— Begin —

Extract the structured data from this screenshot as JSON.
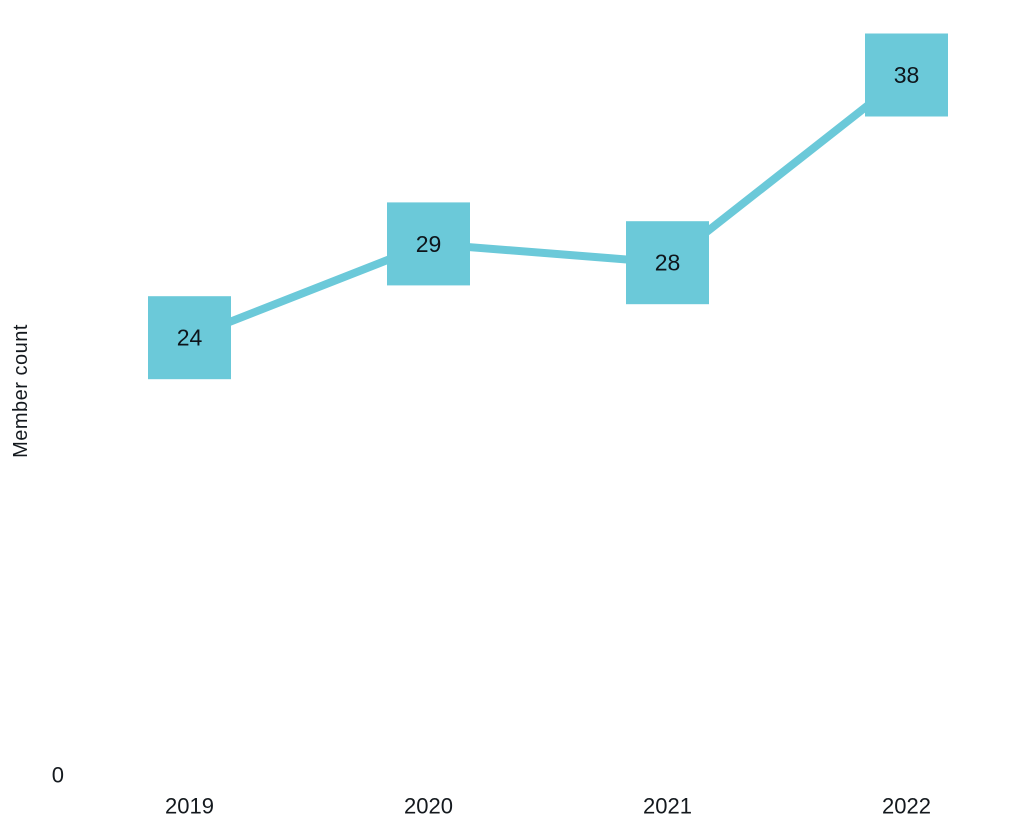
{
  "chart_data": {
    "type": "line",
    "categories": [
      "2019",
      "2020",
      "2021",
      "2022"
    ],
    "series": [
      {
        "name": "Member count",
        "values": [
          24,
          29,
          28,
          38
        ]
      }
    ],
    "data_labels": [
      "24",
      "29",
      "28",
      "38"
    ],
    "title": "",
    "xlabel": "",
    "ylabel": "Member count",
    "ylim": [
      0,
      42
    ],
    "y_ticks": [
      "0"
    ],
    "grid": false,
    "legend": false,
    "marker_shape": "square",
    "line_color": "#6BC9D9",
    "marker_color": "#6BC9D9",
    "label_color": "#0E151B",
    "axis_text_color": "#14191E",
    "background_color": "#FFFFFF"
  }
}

— End —
— Begin —

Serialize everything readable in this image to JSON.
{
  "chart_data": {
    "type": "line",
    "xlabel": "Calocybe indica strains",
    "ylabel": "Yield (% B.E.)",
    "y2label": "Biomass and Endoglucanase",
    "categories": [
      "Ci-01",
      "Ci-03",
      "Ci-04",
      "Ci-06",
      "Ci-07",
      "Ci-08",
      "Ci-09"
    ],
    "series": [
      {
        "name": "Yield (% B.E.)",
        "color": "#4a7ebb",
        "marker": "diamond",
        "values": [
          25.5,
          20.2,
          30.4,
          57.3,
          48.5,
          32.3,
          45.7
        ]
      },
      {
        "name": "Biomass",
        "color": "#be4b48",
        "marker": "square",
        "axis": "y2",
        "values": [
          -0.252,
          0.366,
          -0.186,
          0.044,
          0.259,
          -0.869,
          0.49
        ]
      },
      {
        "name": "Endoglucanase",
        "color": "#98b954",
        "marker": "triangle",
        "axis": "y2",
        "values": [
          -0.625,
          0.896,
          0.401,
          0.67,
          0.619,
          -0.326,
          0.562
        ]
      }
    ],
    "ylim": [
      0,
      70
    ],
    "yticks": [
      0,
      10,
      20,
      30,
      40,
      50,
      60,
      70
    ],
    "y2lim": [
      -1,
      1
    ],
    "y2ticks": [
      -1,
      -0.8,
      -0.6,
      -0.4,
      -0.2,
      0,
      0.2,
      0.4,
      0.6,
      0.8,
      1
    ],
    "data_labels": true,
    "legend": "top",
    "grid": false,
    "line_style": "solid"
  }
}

— End —

__Short exercise__
Go through the entries above and copy every line containing "ylabel".

__Solution for this exercise__
    "ylabel": "Member count",
    "ylabel": "Yield (% B.E.)",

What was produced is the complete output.